WHAT TO WORK ON: The data below is to be set down exactly.

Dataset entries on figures
--- START ---

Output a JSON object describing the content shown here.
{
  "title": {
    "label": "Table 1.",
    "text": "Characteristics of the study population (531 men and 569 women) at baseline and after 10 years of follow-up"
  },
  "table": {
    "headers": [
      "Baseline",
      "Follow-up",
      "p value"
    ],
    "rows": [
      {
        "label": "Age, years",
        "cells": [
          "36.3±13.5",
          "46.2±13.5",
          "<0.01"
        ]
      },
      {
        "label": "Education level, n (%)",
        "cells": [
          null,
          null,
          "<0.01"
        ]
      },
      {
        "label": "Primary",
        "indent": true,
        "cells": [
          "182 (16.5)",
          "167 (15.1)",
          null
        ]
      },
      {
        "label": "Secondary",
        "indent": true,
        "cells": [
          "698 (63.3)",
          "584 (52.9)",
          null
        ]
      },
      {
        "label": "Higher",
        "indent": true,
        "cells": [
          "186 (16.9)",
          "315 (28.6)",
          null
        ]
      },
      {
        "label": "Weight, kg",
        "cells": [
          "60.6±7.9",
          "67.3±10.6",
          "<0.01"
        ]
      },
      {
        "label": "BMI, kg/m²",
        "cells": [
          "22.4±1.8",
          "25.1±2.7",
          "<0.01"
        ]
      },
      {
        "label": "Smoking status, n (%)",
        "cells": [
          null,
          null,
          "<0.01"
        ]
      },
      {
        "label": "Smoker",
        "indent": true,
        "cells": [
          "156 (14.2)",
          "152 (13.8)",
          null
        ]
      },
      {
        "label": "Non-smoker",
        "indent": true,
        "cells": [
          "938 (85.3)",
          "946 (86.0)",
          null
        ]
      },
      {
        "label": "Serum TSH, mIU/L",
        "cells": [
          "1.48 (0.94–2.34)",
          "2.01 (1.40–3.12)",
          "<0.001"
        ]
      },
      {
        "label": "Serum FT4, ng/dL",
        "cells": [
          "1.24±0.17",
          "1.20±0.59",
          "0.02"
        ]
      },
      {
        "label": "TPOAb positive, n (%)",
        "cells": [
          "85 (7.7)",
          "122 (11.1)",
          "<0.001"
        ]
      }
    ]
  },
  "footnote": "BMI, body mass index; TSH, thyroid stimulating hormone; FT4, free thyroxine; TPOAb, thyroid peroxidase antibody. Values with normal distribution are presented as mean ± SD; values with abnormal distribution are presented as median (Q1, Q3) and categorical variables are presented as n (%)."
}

--- END ---

SOLVED EXERCISE:
Output a JSON object describing the content shown here.
{
  "title": {
    "label": "Table 1.",
    "text": "Characteristics of the study population (531 men and 569 women) at baseline and after 10 years of follow-up"
  },
  "table": {
    "headers": [
      "Baseline",
      "Follow-up",
      "p value"
    ],
    "rows": [
      {
        "label": "Age, years",
        "cells": [
          "36.3±13.5",
          "46.2±13.5",
          "<0.01"
        ]
      },
      {
        "label": "Education level, n (%)",
        "cells": [
          null,
          null,
          "<0.01"
        ]
      },
      {
        "label": "Primary",
        "indent": true,
        "cells": [
          "182 (16.5)",
          "167 (15.1)",
          null
        ]
      },
      {
        "label": "Secondary",
        "indent": true,
        "cells": [
          "698 (63.3)",
          "584 (52.9)",
          null
        ]
      },
      {
        "label": "Higher",
        "indent": true,
        "cells": [
          "186 (16.9)",
          "315 (28.6)",
          null
        ]
      },
      {
        "label": "Weight, kg",
        "cells": [
          "60.6±7.9",
          "67.3±10.6",
          "<0.01"
        ]
      },
      {
        "label": "BMI, kg/m²",
        "cells": [
          "22.4±1.8",
          "25.1±2.7",
          "<0.01"
        ]
      },
      {
        "label": "Smoking status, n (%)",
        "cells": [
          null,
          null,
          "<0.01"
        ]
      },
      {
        "label": "Smoker",
        "indent": true,
        "cells": [
          "156 (14.2)",
          "152 (13.8)",
          null
        ]
      },
      {
        "label": "Non-smoker",
        "indent": true,
        "cells": [
          "938 (85.3)",
          "946 (86.0)",
          null
        ]
      },
      {
        "label": "Serum TSH, mIU/L",
        "cells": [
          "1.48 (0.94–2.34)",
          "2.01 (1.40–3.12)",
          "<0.001"
        ]
      },
      {
        "label": "Serum FT4, ng/dL",
        "cells": [
          "1.24±0.17",
          "1.20±0.59",
          "0.02"
        ]
      },
      {
        "label": "TPOAb positive, n (%)",
        "cells": [
          "85 (7.7)",
          "122 (11.1)",
          "<0.001"
        ]
      }
    ]
  },
  "footnote": "BMI, body mass index; TSH, thyroid stimulating hormone; FT4, free thyroxine; TPOAb, thyroid peroxidase antibody. Values with normal distribution are presented as mean ± SD; values with abnormal distribution are presented as median (Q1, Q3) and categorical variables are presented as n (%)."
}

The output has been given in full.